▼

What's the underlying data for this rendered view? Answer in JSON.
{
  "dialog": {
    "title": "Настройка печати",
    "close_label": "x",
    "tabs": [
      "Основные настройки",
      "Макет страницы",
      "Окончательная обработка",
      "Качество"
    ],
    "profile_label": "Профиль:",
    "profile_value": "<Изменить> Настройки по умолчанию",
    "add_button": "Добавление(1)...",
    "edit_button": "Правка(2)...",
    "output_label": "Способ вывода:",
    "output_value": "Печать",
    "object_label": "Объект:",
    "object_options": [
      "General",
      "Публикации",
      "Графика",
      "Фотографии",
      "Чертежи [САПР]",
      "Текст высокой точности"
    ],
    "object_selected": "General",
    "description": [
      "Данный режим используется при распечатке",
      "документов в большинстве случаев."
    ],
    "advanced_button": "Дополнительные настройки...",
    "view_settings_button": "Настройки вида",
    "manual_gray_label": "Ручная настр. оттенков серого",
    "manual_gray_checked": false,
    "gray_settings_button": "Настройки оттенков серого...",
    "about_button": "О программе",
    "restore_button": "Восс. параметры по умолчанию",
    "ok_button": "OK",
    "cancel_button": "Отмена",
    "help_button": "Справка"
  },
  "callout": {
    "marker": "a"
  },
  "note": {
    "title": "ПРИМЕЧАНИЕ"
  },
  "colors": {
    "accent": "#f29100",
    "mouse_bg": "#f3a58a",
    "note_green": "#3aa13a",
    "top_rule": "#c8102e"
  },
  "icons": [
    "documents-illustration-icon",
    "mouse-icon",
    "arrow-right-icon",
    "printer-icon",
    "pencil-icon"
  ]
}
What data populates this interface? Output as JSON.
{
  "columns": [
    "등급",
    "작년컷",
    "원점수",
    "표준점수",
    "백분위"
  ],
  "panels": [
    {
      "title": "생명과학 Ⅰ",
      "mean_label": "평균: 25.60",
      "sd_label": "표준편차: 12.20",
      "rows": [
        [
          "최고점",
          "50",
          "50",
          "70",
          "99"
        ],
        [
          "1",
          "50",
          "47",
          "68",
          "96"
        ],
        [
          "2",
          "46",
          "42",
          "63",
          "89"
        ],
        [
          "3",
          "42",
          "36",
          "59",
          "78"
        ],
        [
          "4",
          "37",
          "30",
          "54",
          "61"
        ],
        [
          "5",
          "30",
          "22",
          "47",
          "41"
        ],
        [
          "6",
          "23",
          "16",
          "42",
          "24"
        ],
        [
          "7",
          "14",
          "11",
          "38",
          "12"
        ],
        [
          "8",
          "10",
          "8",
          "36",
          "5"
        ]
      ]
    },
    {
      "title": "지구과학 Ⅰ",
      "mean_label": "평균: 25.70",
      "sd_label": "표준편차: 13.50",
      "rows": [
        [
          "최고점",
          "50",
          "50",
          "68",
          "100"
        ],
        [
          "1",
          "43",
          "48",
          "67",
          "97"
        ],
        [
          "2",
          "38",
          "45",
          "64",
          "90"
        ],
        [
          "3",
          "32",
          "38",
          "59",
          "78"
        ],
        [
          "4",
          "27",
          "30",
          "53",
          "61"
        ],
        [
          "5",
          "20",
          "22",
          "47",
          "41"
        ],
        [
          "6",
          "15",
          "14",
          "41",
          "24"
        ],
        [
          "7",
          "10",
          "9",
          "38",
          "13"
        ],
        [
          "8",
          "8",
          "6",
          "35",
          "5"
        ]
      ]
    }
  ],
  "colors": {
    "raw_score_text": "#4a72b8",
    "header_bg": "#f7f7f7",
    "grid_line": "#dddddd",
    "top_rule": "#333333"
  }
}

▲

■ OBJECTIVE
Determine the number of lines in these entries that contain the word "What", and write only that number.

■ REPLY TO THE TASK
2